BEGIN

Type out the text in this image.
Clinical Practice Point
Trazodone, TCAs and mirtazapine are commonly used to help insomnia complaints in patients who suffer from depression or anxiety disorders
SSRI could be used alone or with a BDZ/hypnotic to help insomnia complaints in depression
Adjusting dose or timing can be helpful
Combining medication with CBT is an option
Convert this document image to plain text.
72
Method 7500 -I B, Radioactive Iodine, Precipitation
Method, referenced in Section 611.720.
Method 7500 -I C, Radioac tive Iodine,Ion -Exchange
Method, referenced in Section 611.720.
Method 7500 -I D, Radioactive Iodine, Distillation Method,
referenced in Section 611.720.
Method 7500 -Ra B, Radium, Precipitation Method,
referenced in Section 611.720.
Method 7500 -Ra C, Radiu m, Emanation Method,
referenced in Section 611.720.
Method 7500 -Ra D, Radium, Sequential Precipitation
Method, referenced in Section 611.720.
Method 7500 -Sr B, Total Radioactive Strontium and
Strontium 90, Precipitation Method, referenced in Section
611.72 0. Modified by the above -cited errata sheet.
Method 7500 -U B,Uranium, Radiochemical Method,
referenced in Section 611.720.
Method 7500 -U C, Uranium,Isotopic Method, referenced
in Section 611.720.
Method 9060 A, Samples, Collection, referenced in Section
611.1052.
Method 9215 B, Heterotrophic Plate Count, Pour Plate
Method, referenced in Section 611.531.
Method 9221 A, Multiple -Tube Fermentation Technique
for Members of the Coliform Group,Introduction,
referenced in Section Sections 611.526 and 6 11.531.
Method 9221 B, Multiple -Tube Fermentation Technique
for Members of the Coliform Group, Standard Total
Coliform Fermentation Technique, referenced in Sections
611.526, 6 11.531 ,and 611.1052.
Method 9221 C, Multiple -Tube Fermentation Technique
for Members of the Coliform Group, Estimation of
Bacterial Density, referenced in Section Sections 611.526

END

Problem requirements -
Repeat the material above exactly, including every line.

The completed task -
Type out the text in this image.
Clinical Practice Point
Trazodone, TCAs and mirtazapine are commonly used to help insomnia complaints in patients who suffer from depression or anxiety disorders
SSRI could be used alone or with a BDZ/hypnotic to help insomnia complaints in depression
Adjusting dose or timing can be helpful
Combining medication with CBT is an option
Convert this document image to plain text.
72
Method 7500 -I B, Radioactive Iodine, Precipitation
Method, referenced in Section 611.720.
Method 7500 -I C, Radioac tive Iodine,Ion -Exchange
Method, referenced in Section 611.720.
Method 7500 -I D, Radioactive Iodine, Distillation Method,
referenced in Section 611.720.
Method 7500 -Ra B, Radium, Precipitation Method,
referenced in Section 611.720.
Method 7500 -Ra C, Radiu m, Emanation Method,
referenced in Section 611.720.
Method 7500 -Ra D, Radium, Sequential Precipitation
Method, referenced in Section 611.720.
Method 7500 -Sr B, Total Radioactive Strontium and
Strontium 90, Precipitation Method, referenced in Section
611.72 0. Modified by the above -cited errata sheet.
Method 7500 -U B,Uranium, Radiochemical Method,
referenced in Section 611.720.
Method 7500 -U C, Uranium,Isotopic Method, referenced
in Section 611.720.
Method 9060 A, Samples, Collection, referenced in Section
611.1052.
Method 9215 B, Heterotrophic Plate Count, Pour Plate
Method, referenced in Section 611.531.
Method 9221 A, Multiple -Tube Fermentation Technique
for Members of the Coliform Group,Introduction,
referenced in Section Sections 611.526 and 6 11.531.
Method 9221 B, Multiple -Tube Fermentation Technique
for Members of the Coliform Group, Standard Total
Coliform Fermentation Technique, referenced in Sections
611.526, 6 11.531 ,and 611.1052.
Method 9221 C, Multiple -Tube Fermentation Technique
for Members of the Coliform Group, Estimation of
Bacterial Density, referenced in Section Sections 611.526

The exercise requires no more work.